**What is being asked**
Return each line that holds the word "namino".

(Stored items)
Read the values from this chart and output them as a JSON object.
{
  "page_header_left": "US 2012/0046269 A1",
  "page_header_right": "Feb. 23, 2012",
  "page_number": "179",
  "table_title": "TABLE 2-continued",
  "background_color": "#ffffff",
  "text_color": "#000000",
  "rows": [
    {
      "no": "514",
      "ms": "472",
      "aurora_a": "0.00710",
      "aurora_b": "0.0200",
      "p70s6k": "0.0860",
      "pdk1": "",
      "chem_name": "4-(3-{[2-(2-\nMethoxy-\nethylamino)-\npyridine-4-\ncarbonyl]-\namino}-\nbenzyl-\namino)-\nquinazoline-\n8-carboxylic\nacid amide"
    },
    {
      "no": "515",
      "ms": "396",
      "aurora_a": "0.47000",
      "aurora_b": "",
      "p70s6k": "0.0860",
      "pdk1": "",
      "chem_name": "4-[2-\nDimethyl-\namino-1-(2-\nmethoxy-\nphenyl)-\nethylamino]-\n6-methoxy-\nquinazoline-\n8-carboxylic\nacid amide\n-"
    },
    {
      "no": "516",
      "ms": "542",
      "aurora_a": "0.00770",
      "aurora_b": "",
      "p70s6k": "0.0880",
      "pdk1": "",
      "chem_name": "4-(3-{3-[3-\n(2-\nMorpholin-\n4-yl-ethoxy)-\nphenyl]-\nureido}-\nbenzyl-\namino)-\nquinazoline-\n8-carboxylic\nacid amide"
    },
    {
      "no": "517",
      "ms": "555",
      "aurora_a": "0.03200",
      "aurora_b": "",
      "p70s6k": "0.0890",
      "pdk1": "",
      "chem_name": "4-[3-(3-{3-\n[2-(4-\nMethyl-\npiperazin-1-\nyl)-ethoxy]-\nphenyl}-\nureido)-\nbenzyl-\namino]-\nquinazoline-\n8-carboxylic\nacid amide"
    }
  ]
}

**Response to the exercise**
      "chem_name": "4-(3-{[2-(2-\nMethoxy-\nethylamino)-\npyridine-4-\ncarbonyl]-\namino}-\nbenzyl-\namino)-\nquinazoline-\n8-carboxylic\nacid amide"
      "chem_name": "4-[2-\nDimethyl-\namino-1-(2-\nmethoxy-\nphenyl)-\nethylamino]-\n6-methoxy-\nquinazoline-\n8-carboxylic\nacid amide\n-"
      "chem_name": "4-(3-{3-[3-\n(2-\nMorpholin-\n4-yl-ethoxy)-\nphenyl]-\nureido}-\nbenzyl-\namino)-\nquinazoline-\n8-carboxylic\nacid amide"
      "chem_name": "4-[3-(3-{3-\n[2-(4-\nMethyl-\npiperazin-1-\nyl)-ethoxy]-\nphenyl}-\nureido)-\nbenzyl-\namino]-\nquinazoline-\n8-carboxylic\nacid amide"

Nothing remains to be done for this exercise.